Return each entry exactly, with none missing.

▶ TASK INPUTS
------------------------
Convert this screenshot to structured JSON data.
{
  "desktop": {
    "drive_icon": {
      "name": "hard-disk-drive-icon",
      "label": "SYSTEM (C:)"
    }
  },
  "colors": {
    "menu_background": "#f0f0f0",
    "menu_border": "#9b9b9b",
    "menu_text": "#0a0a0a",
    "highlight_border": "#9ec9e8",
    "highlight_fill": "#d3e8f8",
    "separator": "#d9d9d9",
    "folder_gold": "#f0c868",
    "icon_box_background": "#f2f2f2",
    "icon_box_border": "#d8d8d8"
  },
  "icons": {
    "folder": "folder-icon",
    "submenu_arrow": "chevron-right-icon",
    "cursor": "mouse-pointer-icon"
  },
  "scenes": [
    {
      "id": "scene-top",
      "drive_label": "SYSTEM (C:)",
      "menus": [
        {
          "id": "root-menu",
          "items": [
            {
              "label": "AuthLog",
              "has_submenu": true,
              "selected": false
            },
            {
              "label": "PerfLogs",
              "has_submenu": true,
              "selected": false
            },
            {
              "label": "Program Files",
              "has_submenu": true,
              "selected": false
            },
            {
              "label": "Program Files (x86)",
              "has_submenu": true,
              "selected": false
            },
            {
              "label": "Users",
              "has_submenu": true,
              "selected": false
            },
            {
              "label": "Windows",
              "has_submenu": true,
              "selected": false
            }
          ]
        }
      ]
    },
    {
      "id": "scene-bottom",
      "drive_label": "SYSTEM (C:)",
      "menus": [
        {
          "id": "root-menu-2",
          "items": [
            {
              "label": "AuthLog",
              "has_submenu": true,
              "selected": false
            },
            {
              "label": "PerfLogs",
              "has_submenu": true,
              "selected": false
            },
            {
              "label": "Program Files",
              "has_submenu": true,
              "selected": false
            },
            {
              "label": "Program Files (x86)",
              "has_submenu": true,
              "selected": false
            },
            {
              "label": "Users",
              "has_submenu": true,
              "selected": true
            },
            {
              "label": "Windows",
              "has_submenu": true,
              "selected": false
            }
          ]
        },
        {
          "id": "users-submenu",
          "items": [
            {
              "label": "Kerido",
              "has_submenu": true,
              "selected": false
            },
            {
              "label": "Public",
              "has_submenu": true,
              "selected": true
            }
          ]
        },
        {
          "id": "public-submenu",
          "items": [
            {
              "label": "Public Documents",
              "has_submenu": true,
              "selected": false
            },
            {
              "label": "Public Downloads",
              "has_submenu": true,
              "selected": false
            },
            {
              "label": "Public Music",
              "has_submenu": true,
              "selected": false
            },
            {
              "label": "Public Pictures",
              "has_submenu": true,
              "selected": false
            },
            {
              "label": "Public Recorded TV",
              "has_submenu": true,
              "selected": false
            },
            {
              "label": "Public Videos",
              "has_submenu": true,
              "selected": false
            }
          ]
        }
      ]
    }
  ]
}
------------------------
▶ WRITTEN ANSWER
Convert this screenshot to structured JSON data.
{
  "desktop": {
    "drive_icon": {
      "name": "hard-disk-drive-icon",
      "label": "SYSTEM (C:)"
    }
  },
  "colors": {
    "menu_background": "#f0f0f0",
    "menu_border": "#9b9b9b",
    "menu_text": "#0a0a0a",
    "highlight_border": "#9ec9e8",
    "highlight_fill": "#d3e8f8",
    "separator": "#d9d9d9",
    "folder_gold": "#f0c868",
    "icon_box_background": "#f2f2f2",
    "icon_box_border": "#d8d8d8"
  },
  "icons": {
    "folder": "folder-icon",
    "submenu_arrow": "chevron-right-icon",
    "cursor": "mouse-pointer-icon"
  },
  "scenes": [
    {
      "id": "scene-top",
      "drive_label": "SYSTEM (C:)",
      "menus": [
        {
          "id": "root-menu",
          "items": [
            {
              "label": "AuthLog",
              "has_submenu": true,
              "selected": false
            },
            {
              "label": "PerfLogs",
              "has_submenu": true,
              "selected": false
            },
            {
              "label": "Program Files",
              "has_submenu": true,
              "selected": false
            },
            {
              "label": "Program Files (x86)",
              "has_submenu": true,
              "selected": false
            },
            {
              "label": "Users",
              "has_submenu": true,
              "selected": false
            },
            {
              "label": "Windows",
              "has_submenu": true,
              "selected": false
            }
          ]
        }
      ]
    },
    {
      "id": "scene-bottom",
      "drive_label": "SYSTEM (C:)",
      "menus": [
        {
          "id": "root-menu-2",
          "items": [
            {
              "label": "AuthLog",
              "has_submenu": true,
              "selected": false
            },
            {
              "label": "PerfLogs",
              "has_submenu": true,
              "selected": false
            },
            {
              "label": "Program Files",
              "has_submenu": true,
              "selected": false
            },
            {
              "label": "Program Files (x86)",
              "has_submenu": true,
              "selected": false
            },
            {
              "label": "Users",
              "has_submenu": true,
              "selected": true
            },
            {
              "label": "Windows",
              "has_submenu": true,
              "selected": false
            }
          ]
        },
        {
          "id": "users-submenu",
          "items": [
            {
              "label": "Kerido",
              "has_submenu": true,
              "selected": false
            },
            {
              "label": "Public",
              "has_submenu": true,
              "selected": true
            }
          ]
        },
        {
          "id": "public-submenu",
          "items": [
            {
              "label": "Public Documents",
              "has_submenu": true,
              "selected": false
            },
            {
              "label": "Public Downloads",
              "has_submenu": true,
              "selected": false
            },
            {
              "label": "Public Music",
              "has_submenu": true,
              "selected": false
            },
            {
              "label": "Public Pictures",
              "has_submenu": true,
              "selected": false
            },
            {
              "label": "Public Recorded TV",
              "has_submenu": true,
              "selected": false
            },
            {
              "label": "Public Videos",
              "has_submenu": true,
              "selected": false
            }
          ]
        }
      ]
    }
  ]
}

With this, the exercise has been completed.